● **Work to be completed**
Transcribe the material word for word, but without the images.

● **Records provided**

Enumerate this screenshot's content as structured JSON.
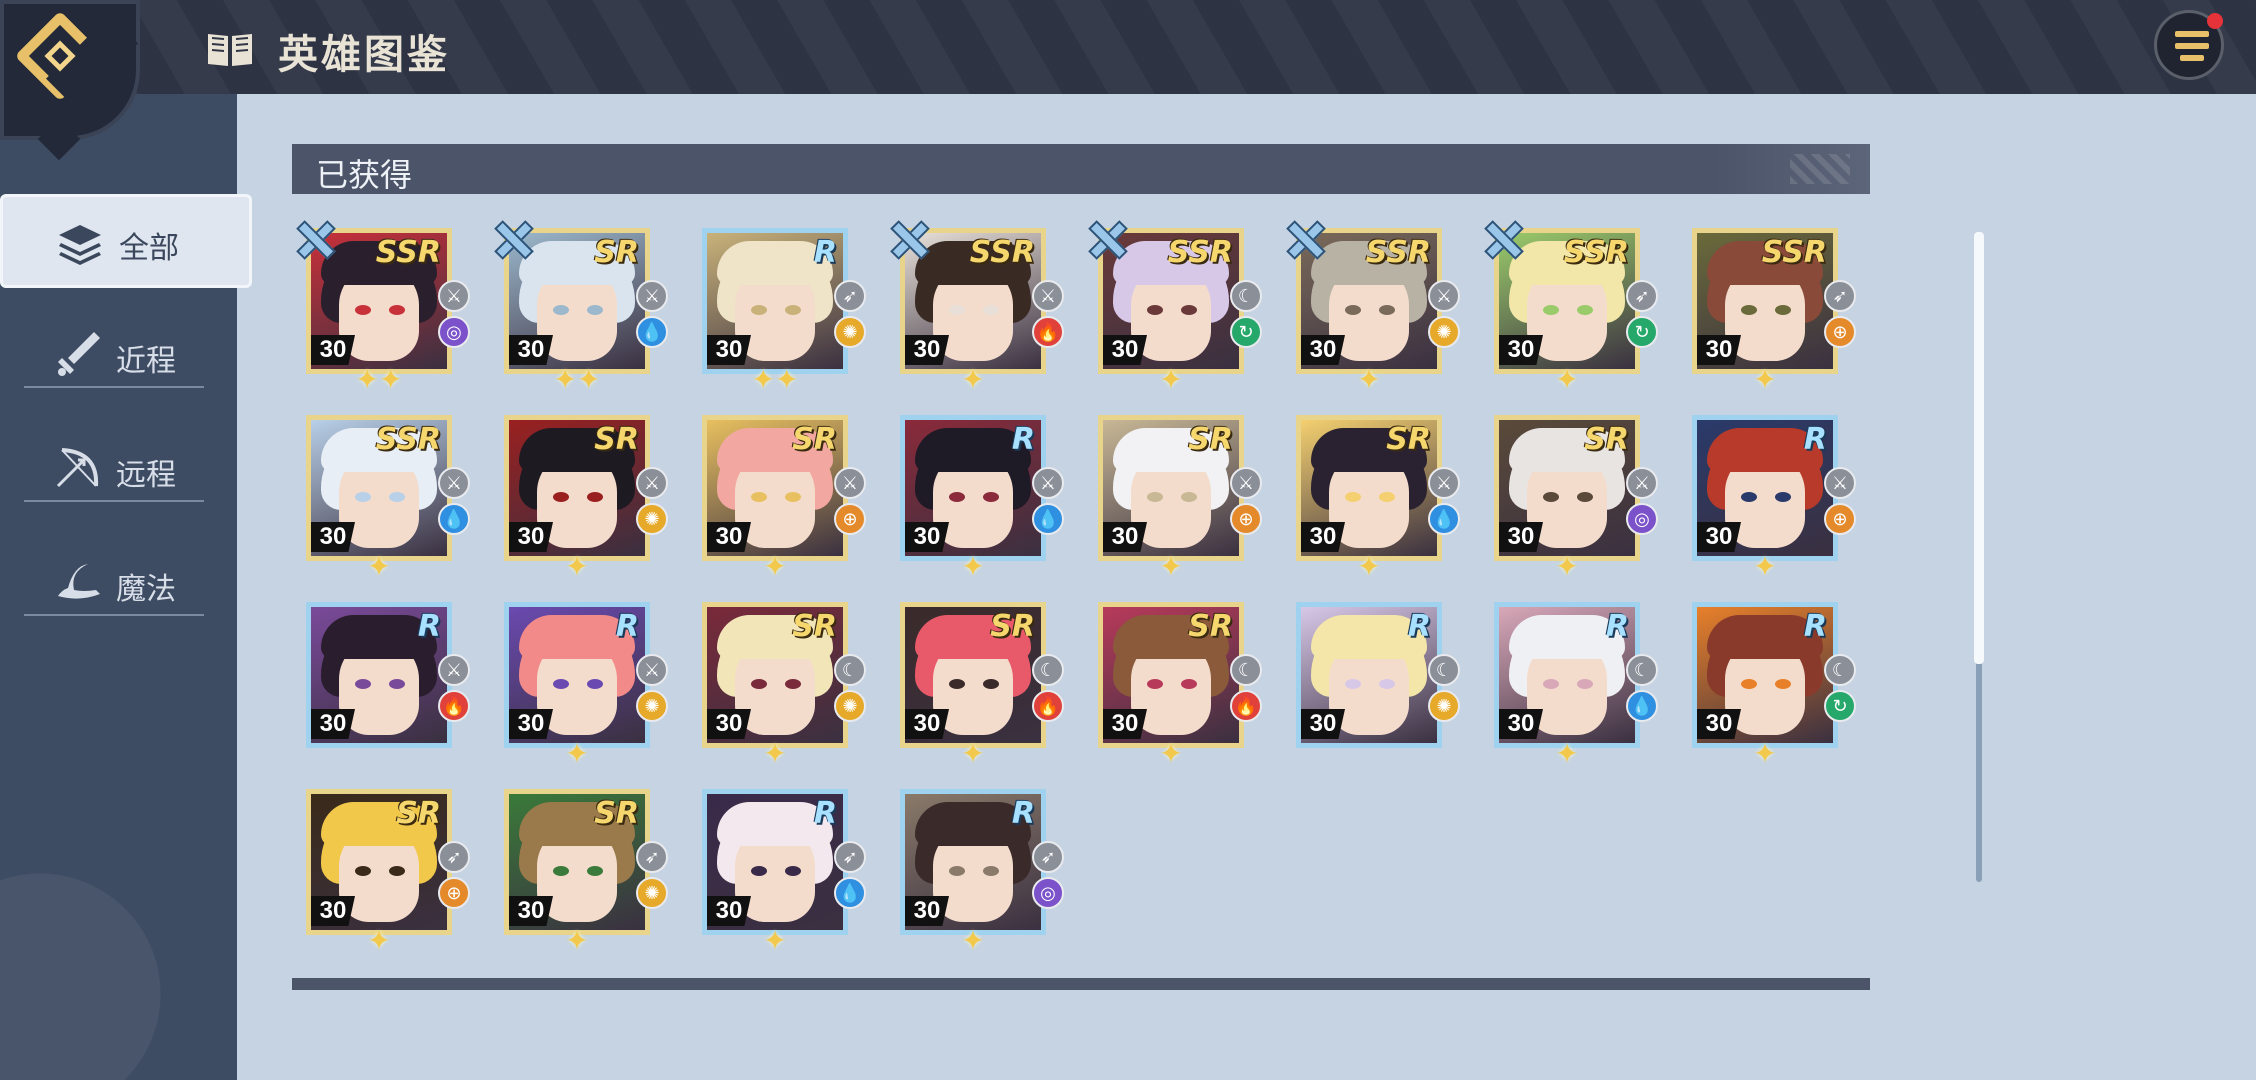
{
  "header": {
    "title": "英雄图鉴"
  },
  "sidebar": {
    "items": [
      {
        "label": "全部",
        "icon": "layers-icon",
        "active": true
      },
      {
        "label": "近程",
        "icon": "sword-icon",
        "active": false
      },
      {
        "label": "远程",
        "icon": "bow-icon",
        "active": false
      },
      {
        "label": "魔法",
        "icon": "witch-hat-icon",
        "active": false
      }
    ]
  },
  "sections": [
    {
      "label": "已获得"
    }
  ],
  "heroes": [
    {
      "rarity": "SSR",
      "level": "30",
      "cls": "melee",
      "elem": "dark",
      "stars": "✦✦",
      "equip": true
    },
    {
      "rarity": "SR",
      "level": "30",
      "cls": "melee",
      "elem": "water",
      "stars": "✦✦",
      "equip": true
    },
    {
      "rarity": "R",
      "level": "30",
      "cls": "ranged",
      "elem": "light",
      "stars": "✦✦",
      "equip": false
    },
    {
      "rarity": "SSR",
      "level": "30",
      "cls": "melee",
      "elem": "fire",
      "stars": "✦",
      "equip": true
    },
    {
      "rarity": "SSR",
      "level": "30",
      "cls": "magic",
      "elem": "wind",
      "stars": "✦",
      "equip": true
    },
    {
      "rarity": "SSR",
      "level": "30",
      "cls": "melee",
      "elem": "light",
      "stars": "✦",
      "equip": true
    },
    {
      "rarity": "SSR",
      "level": "30",
      "cls": "ranged",
      "elem": "wind",
      "stars": "✦",
      "equip": true
    },
    {
      "rarity": "SSR",
      "level": "30",
      "cls": "ranged",
      "elem": "earth",
      "stars": "✦",
      "equip": false
    },
    {
      "rarity": "SSR",
      "level": "30",
      "cls": "melee",
      "elem": "water",
      "stars": "✦",
      "equip": false
    },
    {
      "rarity": "SR",
      "level": "30",
      "cls": "melee",
      "elem": "light",
      "stars": "✦",
      "equip": false
    },
    {
      "rarity": "SR",
      "level": "30",
      "cls": "melee",
      "elem": "earth",
      "stars": "✦",
      "equip": false
    },
    {
      "rarity": "R",
      "level": "30",
      "cls": "melee",
      "elem": "water",
      "stars": "✦",
      "equip": false
    },
    {
      "rarity": "SR",
      "level": "30",
      "cls": "melee",
      "elem": "earth",
      "stars": "✦",
      "equip": false
    },
    {
      "rarity": "SR",
      "level": "30",
      "cls": "melee",
      "elem": "water",
      "stars": "✦",
      "equip": false
    },
    {
      "rarity": "SR",
      "level": "30",
      "cls": "melee",
      "elem": "dark",
      "stars": "✦",
      "equip": false
    },
    {
      "rarity": "R",
      "level": "30",
      "cls": "melee",
      "elem": "earth",
      "stars": "✦",
      "equip": false
    },
    {
      "rarity": "R",
      "level": "30",
      "cls": "melee",
      "elem": "fire",
      "stars": "",
      "equip": false
    },
    {
      "rarity": "R",
      "level": "30",
      "cls": "melee",
      "elem": "light",
      "stars": "✦",
      "equip": false
    },
    {
      "rarity": "SR",
      "level": "30",
      "cls": "magic",
      "elem": "light",
      "stars": "✦",
      "equip": false
    },
    {
      "rarity": "SR",
      "level": "30",
      "cls": "magic",
      "elem": "fire",
      "stars": "✦",
      "equip": false
    },
    {
      "rarity": "SR",
      "level": "30",
      "cls": "magic",
      "elem": "fire",
      "stars": "✦",
      "equip": false
    },
    {
      "rarity": "R",
      "level": "30",
      "cls": "magic",
      "elem": "light",
      "stars": "",
      "equip": false
    },
    {
      "rarity": "R",
      "level": "30",
      "cls": "magic",
      "elem": "water",
      "stars": "✦",
      "equip": false
    },
    {
      "rarity": "R",
      "level": "30",
      "cls": "magic",
      "elem": "wind",
      "stars": "✦",
      "equip": false
    },
    {
      "rarity": "SR",
      "level": "30",
      "cls": "ranged",
      "elem": "earth",
      "stars": "✦",
      "equip": false
    },
    {
      "rarity": "SR",
      "level": "30",
      "cls": "ranged",
      "elem": "light",
      "stars": "✦",
      "equip": false
    },
    {
      "rarity": "R",
      "level": "30",
      "cls": "ranged",
      "elem": "water",
      "stars": "✦",
      "equip": false
    },
    {
      "rarity": "R",
      "level": "30",
      "cls": "ranged",
      "elem": "dark",
      "stars": "✦",
      "equip": false
    }
  ],
  "element_colors": {
    "dark": "#7b52c9",
    "water": "#2f8fe0",
    "light": "#e6a92a",
    "fire": "#e0413a",
    "wind": "#26a86a",
    "earth": "#e48a2a"
  },
  "class_glyphs": {
    "melee": "⚔",
    "ranged": "➶",
    "magic": "☾"
  },
  "element_glyphs": {
    "dark": "◎",
    "water": "💧",
    "light": "✺",
    "fire": "🔥",
    "wind": "↻",
    "earth": "⊕"
  },
  "palettes": [
    [
      "#2a1f2c",
      "#c8303a"
    ],
    [
      "#d9e4ef",
      "#9cb8cc"
    ],
    [
      "#efe4c8",
      "#c9b27a"
    ],
    [
      "#3a2a24",
      "#e8e0d8"
    ],
    [
      "#d8c8e8",
      "#6a3a3a"
    ],
    [
      "#b8b2a4",
      "#7a6a5a"
    ],
    [
      "#f2e6a8",
      "#9acb6a"
    ],
    [
      "#8a4a3a",
      "#6a6a3a"
    ],
    [
      "#e8eef6",
      "#b8d0e8"
    ],
    [
      "#1e1a22",
      "#9a2020"
    ],
    [
      "#f2a8a0",
      "#e8c060"
    ],
    [
      "#1e1a26",
      "#8a2a3a"
    ],
    [
      "#f2f2f4",
      "#c8b896"
    ],
    [
      "#2a2230",
      "#f4d070"
    ],
    [
      "#e8e4e2",
      "#5a4a3a"
    ],
    [
      "#b83a2a",
      "#2a3a6a"
    ],
    [
      "#2a1e2e",
      "#7a4a9a"
    ],
    [
      "#f28a8a",
      "#6a4ab0"
    ],
    [
      "#f2e6b8",
      "#7a2a3a"
    ],
    [
      "#e85a6a",
      "#3a2a2a"
    ],
    [
      "#8a5a3a",
      "#b83a5a"
    ],
    [
      "#f4e6a8",
      "#d8c8e8"
    ],
    [
      "#eef0f4",
      "#d8a8b8"
    ],
    [
      "#8a3a2a",
      "#e8802a"
    ],
    [
      "#f2c84a",
      "#3a2a1a"
    ],
    [
      "#9a7a4a",
      "#3a7a3a"
    ],
    [
      "#f2e8ee",
      "#3a2a4a"
    ],
    [
      "#3a2a2a",
      "#8a7a6a"
    ]
  ]
}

● **Response**
Enumerate this screenshot's content as structured JSON.
{
  "header": {
    "title": "英雄图鉴"
  },
  "sidebar": {
    "items": [
      {
        "label": "全部",
        "icon": "layers-icon",
        "active": true
      },
      {
        "label": "近程",
        "icon": "sword-icon",
        "active": false
      },
      {
        "label": "远程",
        "icon": "bow-icon",
        "active": false
      },
      {
        "label": "魔法",
        "icon": "witch-hat-icon",
        "active": false
      }
    ]
  },
  "sections": [
    {
      "label": "已获得"
    }
  ],
  "heroes": [
    {
      "rarity": "SSR",
      "level": "30",
      "cls": "melee",
      "elem": "dark",
      "stars": "✦✦",
      "equip": true
    },
    {
      "rarity": "SR",
      "level": "30",
      "cls": "melee",
      "elem": "water",
      "stars": "✦✦",
      "equip": true
    },
    {
      "rarity": "R",
      "level": "30",
      "cls": "ranged",
      "elem": "light",
      "stars": "✦✦",
      "equip": false
    },
    {
      "rarity": "SSR",
      "level": "30",
      "cls": "melee",
      "elem": "fire",
      "stars": "✦",
      "equip": true
    },
    {
      "rarity": "SSR",
      "level": "30",
      "cls": "magic",
      "elem": "wind",
      "stars": "✦",
      "equip": true
    },
    {
      "rarity": "SSR",
      "level": "30",
      "cls": "melee",
      "elem": "light",
      "stars": "✦",
      "equip": true
    },
    {
      "rarity": "SSR",
      "level": "30",
      "cls": "ranged",
      "elem": "wind",
      "stars": "✦",
      "equip": true
    },
    {
      "rarity": "SSR",
      "level": "30",
      "cls": "ranged",
      "elem": "earth",
      "stars": "✦",
      "equip": false
    },
    {
      "rarity": "SSR",
      "level": "30",
      "cls": "melee",
      "elem": "water",
      "stars": "✦",
      "equip": false
    },
    {
      "rarity": "SR",
      "level": "30",
      "cls": "melee",
      "elem": "light",
      "stars": "✦",
      "equip": false
    },
    {
      "rarity": "SR",
      "level": "30",
      "cls": "melee",
      "elem": "earth",
      "stars": "✦",
      "equip": false
    },
    {
      "rarity": "R",
      "level": "30",
      "cls": "melee",
      "elem": "water",
      "stars": "✦",
      "equip": false
    },
    {
      "rarity": "SR",
      "level": "30",
      "cls": "melee",
      "elem": "earth",
      "stars": "✦",
      "equip": false
    },
    {
      "rarity": "SR",
      "level": "30",
      "cls": "melee",
      "elem": "water",
      "stars": "✦",
      "equip": false
    },
    {
      "rarity": "SR",
      "level": "30",
      "cls": "melee",
      "elem": "dark",
      "stars": "✦",
      "equip": false
    },
    {
      "rarity": "R",
      "level": "30",
      "cls": "melee",
      "elem": "earth",
      "stars": "✦",
      "equip": false
    },
    {
      "rarity": "R",
      "level": "30",
      "cls": "melee",
      "elem": "fire",
      "stars": "",
      "equip": false
    },
    {
      "rarity": "R",
      "level": "30",
      "cls": "melee",
      "elem": "light",
      "stars": "✦",
      "equip": false
    },
    {
      "rarity": "SR",
      "level": "30",
      "cls": "magic",
      "elem": "light",
      "stars": "✦",
      "equip": false
    },
    {
      "rarity": "SR",
      "level": "30",
      "cls": "magic",
      "elem": "fire",
      "stars": "✦",
      "equip": false
    },
    {
      "rarity": "SR",
      "level": "30",
      "cls": "magic",
      "elem": "fire",
      "stars": "✦",
      "equip": false
    },
    {
      "rarity": "R",
      "level": "30",
      "cls": "magic",
      "elem": "light",
      "stars": "",
      "equip": false
    },
    {
      "rarity": "R",
      "level": "30",
      "cls": "magic",
      "elem": "water",
      "stars": "✦",
      "equip": false
    },
    {
      "rarity": "R",
      "level": "30",
      "cls": "magic",
      "elem": "wind",
      "stars": "✦",
      "equip": false
    },
    {
      "rarity": "SR",
      "level": "30",
      "cls": "ranged",
      "elem": "earth",
      "stars": "✦",
      "equip": false
    },
    {
      "rarity": "SR",
      "level": "30",
      "cls": "ranged",
      "elem": "light",
      "stars": "✦",
      "equip": false
    },
    {
      "rarity": "R",
      "level": "30",
      "cls": "ranged",
      "elem": "water",
      "stars": "✦",
      "equip": false
    },
    {
      "rarity": "R",
      "level": "30",
      "cls": "ranged",
      "elem": "dark",
      "stars": "✦",
      "equip": false
    }
  ],
  "element_colors": {
    "dark": "#7b52c9",
    "water": "#2f8fe0",
    "light": "#e6a92a",
    "fire": "#e0413a",
    "wind": "#26a86a",
    "earth": "#e48a2a"
  },
  "class_glyphs": {
    "melee": "⚔",
    "ranged": "➶",
    "magic": "☾"
  },
  "element_glyphs": {
    "dark": "◎",
    "water": "💧",
    "light": "✺",
    "fire": "🔥",
    "wind": "↻",
    "earth": "⊕"
  },
  "palettes": [
    [
      "#2a1f2c",
      "#c8303a"
    ],
    [
      "#d9e4ef",
      "#9cb8cc"
    ],
    [
      "#efe4c8",
      "#c9b27a"
    ],
    [
      "#3a2a24",
      "#e8e0d8"
    ],
    [
      "#d8c8e8",
      "#6a3a3a"
    ],
    [
      "#b8b2a4",
      "#7a6a5a"
    ],
    [
      "#f2e6a8",
      "#9acb6a"
    ],
    [
      "#8a4a3a",
      "#6a6a3a"
    ],
    [
      "#e8eef6",
      "#b8d0e8"
    ],
    [
      "#1e1a22",
      "#9a2020"
    ],
    [
      "#f2a8a0",
      "#e8c060"
    ],
    [
      "#1e1a26",
      "#8a2a3a"
    ],
    [
      "#f2f2f4",
      "#c8b896"
    ],
    [
      "#2a2230",
      "#f4d070"
    ],
    [
      "#e8e4e2",
      "#5a4a3a"
    ],
    [
      "#b83a2a",
      "#2a3a6a"
    ],
    [
      "#2a1e2e",
      "#7a4a9a"
    ],
    [
      "#f28a8a",
      "#6a4ab0"
    ],
    [
      "#f2e6b8",
      "#7a2a3a"
    ],
    [
      "#e85a6a",
      "#3a2a2a"
    ],
    [
      "#8a5a3a",
      "#b83a5a"
    ],
    [
      "#f4e6a8",
      "#d8c8e8"
    ],
    [
      "#eef0f4",
      "#d8a8b8"
    ],
    [
      "#8a3a2a",
      "#e8802a"
    ],
    [
      "#f2c84a",
      "#3a2a1a"
    ],
    [
      "#9a7a4a",
      "#3a7a3a"
    ],
    [
      "#f2e8ee",
      "#3a2a4a"
    ],
    [
      "#3a2a2a",
      "#8a7a6a"
    ]
  ]
}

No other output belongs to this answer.